Tuntutan hidup juga membuat nelayan Sinakak lainnya, Iwan Sababalat, 26 tahun, menggunakan kompresor saat menyelam. Iwan berburu teripang tidak hanya di laut sekitar Sinakak, tetapi sampai ke Pulau Mega di Bengkulu, yang jaraknya sekitar satu hari naik boat dari Sinakak, tempat ia tinggal. “Saat pertama menyelam menggunakan kompresor di sana saya diterjang ombak, kacamata selam saya terlepas dan seorang kawan saya meninggal dunia karena dihantam ombak yang kencang,” kata Iwan.

Namun kejadian itu tak menyurutkan Iwan untuk kembali menyelam di Pulau Mega. Tahun berikutnya ia kembali ke Pulau Mega ketika pengumpul lobster yang memodali dengan ransum dan bahan bakar memanggilnya. “Selama tiga bulan saya bisa dapat Rp 23 juta di sana karena lobsternya banyak,” kata Iwan. “Sarang lobster ada di sekeliling pulau itu. Di Sinakak, dua minggu mencari teripang cuma dapat Rp 2 juta.”

Mencari lobster juga menggunakan kompresor. Tapi kedalamannya hanya 10 hingga 15 meter.

Akibat menggunakan kompresor, Iwan mengaku sudah tiga kali kena “air kram”. Ini istilah nelayan Sinakak saat terkena dekompresi karena menggunakan kompresor untuk pernapasan. Tiba-tiba seusai menyelam sendinya sakit seperti kesemutan dan kebas. “Kalau lama bekerja, kedua sendi saya sekarang terasa sakit. Kata orang, kalau sudah kena nggak akan pulih lagi,” katanya.

Ketika menggunakan kompresor, Iwan biasanya menyelam hingga kedalaman 60 meter selama 20 menit.

Nelayan yang lebih tua di Sinakak mulai sadar akan bahaya menggunakan kompresor. Nursan Samaloisa, 52 tahun, bercerita dia sudah sejak 1992 menggunakan kompresor untuk menyelam. Menurutnya nelayan Mentawai mulai memakai komprespor pada 1980-an setelah diajari nelayan dari Madura yang datang menangkap teripang di Mentawai.

Nursan Samaloisa dari nelayan penyelam dengan kompresor di Sinakak, Pagai Selatan, Kepulauan Mentawai beralih menangkap kepiting bakau yang tidak menggunakan kompresor, 29 Agustus 2023, foto: Febrianti

“Kompresor itu yang menyebabkan teripang cepat habis karena semua teripang dari yang besar sampai yang kecil diambil dengan mudah di dasar laut,” katanya.

Menurut Nursan, pertama kali menyelam memakai kompresor itu enak. Berada di dalam laut selama tiga hingga empat jam tidak terasa. “Saya pernah menyelam 40 meter sampai 60 meter mencari teripang gajah,” ujarnya.

Pengolahan teripang di Dusun Sinakak, Pagai Selatan, Kepulauan Mentawai, 28 Agustus 2023. Teripang diambil nelayan yang menyelam menggunakan kompresor. Foto: Febrianti

Teripang gajah adalah teripang yang paling mahal dan berada pada kedalaman hingga 60 meter. Saat itu harganya Rp 700 ribu per kilogram setelah dikeringkan.

> [CATATAN YANG DISEDIAKAN]
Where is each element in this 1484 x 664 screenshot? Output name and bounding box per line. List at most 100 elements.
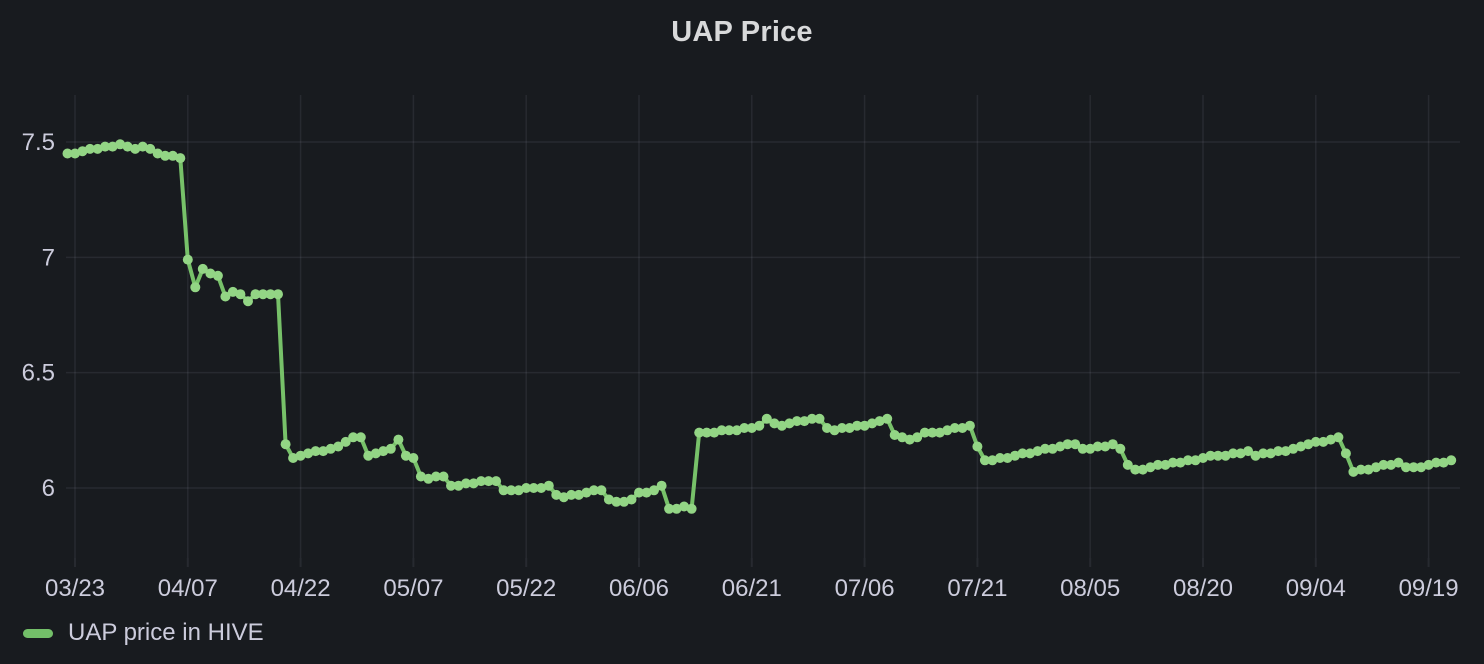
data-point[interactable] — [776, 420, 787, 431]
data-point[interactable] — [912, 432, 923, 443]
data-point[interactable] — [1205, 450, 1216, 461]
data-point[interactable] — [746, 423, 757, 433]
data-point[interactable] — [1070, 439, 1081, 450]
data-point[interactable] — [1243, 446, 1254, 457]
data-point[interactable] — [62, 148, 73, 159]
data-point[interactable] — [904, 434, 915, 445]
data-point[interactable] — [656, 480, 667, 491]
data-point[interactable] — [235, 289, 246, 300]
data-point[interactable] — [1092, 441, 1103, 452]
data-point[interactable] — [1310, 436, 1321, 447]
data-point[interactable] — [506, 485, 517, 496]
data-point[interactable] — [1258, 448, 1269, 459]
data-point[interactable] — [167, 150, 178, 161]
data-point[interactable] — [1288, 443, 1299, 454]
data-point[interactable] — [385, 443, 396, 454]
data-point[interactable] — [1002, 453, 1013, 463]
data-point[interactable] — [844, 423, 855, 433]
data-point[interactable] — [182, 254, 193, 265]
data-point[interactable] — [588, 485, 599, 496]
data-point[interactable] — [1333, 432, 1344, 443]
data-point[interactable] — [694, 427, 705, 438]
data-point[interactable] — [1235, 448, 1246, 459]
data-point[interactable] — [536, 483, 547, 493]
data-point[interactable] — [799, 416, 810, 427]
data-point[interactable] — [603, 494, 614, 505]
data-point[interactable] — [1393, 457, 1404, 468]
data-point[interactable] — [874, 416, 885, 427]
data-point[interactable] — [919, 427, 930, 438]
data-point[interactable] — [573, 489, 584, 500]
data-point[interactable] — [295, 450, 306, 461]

> [SOAL YANG DIKERJAKAN] Salin tanpa perubahan bagian dari kutipan tentang nelayan Sinakak yang dibuka dengan kata-kata yang memuat "Mencari lobster juga" dan ditutup dengan "selama 20 menit.".

> [JAWABAN LATIHAN]
Mencari lobster juga menggunakan kompresor. Tapi kedalamannya hanya 10 hingga 15 meter.

Akibat menggunakan kompresor, Iwan mengaku sudah tiga kali kena “air kram”. Ini istilah nelayan Sinakak saat terkena dekompresi karena menggunakan kompresor untuk pernapasan. Tiba-tiba seusai menyelam sendinya sakit seperti kesemutan dan kebas. “Kalau lama bekerja, kedua sendi saya sekarang terasa sakit. Kata orang, kalau sudah kena nggak akan pulih lagi,” katanya.

Ketika menggunakan kompresor, Iwan biasanya menyelam hingga kedalaman 60 meter selama 20 menit.